SET PROBLEM –
Check the listing below for lines with the word "Change" and say how many there are, with nothing but the number.

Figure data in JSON
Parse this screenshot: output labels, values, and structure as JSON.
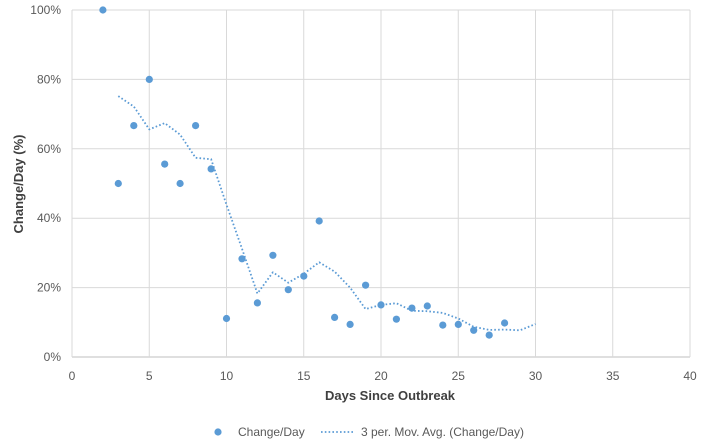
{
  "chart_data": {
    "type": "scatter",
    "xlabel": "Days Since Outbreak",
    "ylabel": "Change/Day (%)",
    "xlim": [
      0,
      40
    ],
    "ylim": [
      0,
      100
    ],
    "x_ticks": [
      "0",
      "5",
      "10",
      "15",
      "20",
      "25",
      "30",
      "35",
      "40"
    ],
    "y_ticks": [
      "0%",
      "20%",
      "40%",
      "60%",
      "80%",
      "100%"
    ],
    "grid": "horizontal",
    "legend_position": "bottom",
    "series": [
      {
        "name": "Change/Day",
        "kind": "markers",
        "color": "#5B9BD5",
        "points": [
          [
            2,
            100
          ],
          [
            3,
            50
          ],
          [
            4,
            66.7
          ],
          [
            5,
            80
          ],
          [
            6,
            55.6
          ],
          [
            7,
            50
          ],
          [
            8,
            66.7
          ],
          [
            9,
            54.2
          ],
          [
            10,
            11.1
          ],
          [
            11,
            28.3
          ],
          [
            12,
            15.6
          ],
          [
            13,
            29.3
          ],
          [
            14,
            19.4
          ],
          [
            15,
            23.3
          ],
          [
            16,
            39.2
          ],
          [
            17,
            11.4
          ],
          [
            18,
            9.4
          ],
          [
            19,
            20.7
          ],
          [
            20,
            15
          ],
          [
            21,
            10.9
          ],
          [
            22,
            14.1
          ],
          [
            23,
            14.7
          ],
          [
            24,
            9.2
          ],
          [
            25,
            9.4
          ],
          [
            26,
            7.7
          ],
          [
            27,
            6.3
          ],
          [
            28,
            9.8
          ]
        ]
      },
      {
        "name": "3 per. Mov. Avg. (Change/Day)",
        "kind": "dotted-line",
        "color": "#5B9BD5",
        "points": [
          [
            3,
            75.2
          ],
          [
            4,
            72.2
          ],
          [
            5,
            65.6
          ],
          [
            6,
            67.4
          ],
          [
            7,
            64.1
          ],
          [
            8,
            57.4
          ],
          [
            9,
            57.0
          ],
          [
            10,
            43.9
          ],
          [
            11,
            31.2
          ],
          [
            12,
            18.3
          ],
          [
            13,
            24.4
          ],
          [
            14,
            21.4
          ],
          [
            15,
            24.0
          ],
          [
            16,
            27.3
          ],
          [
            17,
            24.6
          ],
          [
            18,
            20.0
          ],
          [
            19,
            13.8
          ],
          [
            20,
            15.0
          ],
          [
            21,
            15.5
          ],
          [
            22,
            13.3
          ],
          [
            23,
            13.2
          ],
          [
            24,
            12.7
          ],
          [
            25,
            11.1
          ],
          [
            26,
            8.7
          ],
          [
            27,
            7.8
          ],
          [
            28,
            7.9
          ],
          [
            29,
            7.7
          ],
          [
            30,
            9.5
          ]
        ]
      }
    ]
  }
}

SOLUTION BELOW –
3